Written problem: Extract, from the records beneath this instruction, each line that contains the word "Seat".

Material for the task:

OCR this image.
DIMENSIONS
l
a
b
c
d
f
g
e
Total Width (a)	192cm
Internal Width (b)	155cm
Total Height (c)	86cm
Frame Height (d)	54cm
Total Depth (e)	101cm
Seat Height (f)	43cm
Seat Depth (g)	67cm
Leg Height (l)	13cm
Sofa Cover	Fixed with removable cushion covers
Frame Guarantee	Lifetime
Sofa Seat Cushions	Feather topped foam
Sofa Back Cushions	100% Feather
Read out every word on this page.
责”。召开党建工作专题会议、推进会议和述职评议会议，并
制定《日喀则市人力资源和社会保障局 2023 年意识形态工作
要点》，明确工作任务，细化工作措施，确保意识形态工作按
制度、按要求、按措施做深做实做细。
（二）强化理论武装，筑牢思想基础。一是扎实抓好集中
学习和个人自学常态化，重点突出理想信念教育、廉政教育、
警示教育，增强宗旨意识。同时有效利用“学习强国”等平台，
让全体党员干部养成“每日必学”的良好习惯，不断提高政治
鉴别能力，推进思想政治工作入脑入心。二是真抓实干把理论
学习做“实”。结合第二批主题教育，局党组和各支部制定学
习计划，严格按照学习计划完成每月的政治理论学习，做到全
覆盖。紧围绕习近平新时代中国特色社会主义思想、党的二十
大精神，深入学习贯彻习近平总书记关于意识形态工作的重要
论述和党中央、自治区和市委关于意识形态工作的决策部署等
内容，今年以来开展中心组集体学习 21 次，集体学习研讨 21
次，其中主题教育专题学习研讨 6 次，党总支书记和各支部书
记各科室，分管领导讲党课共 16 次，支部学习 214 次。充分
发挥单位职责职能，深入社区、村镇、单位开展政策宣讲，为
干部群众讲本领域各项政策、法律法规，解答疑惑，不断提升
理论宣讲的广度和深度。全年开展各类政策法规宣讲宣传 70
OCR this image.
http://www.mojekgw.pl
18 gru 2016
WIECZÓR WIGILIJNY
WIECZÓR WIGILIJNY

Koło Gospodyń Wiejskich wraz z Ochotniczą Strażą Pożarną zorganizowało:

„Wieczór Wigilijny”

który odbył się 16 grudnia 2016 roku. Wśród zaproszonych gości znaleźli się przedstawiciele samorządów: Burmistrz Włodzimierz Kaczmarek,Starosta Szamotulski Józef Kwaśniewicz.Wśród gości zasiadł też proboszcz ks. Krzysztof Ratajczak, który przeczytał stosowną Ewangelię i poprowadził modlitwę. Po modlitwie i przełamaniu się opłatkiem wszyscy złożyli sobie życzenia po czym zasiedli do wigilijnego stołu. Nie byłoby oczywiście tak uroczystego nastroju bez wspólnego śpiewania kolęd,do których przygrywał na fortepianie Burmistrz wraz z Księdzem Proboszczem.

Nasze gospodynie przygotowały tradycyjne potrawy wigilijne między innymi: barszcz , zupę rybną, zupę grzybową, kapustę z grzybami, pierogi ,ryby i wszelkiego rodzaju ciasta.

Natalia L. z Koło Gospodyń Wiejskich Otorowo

Final result:
Seat Height (f)	43cm
Seat Depth (g)	67cm
Sofa Seat Cushions	Feather topped foam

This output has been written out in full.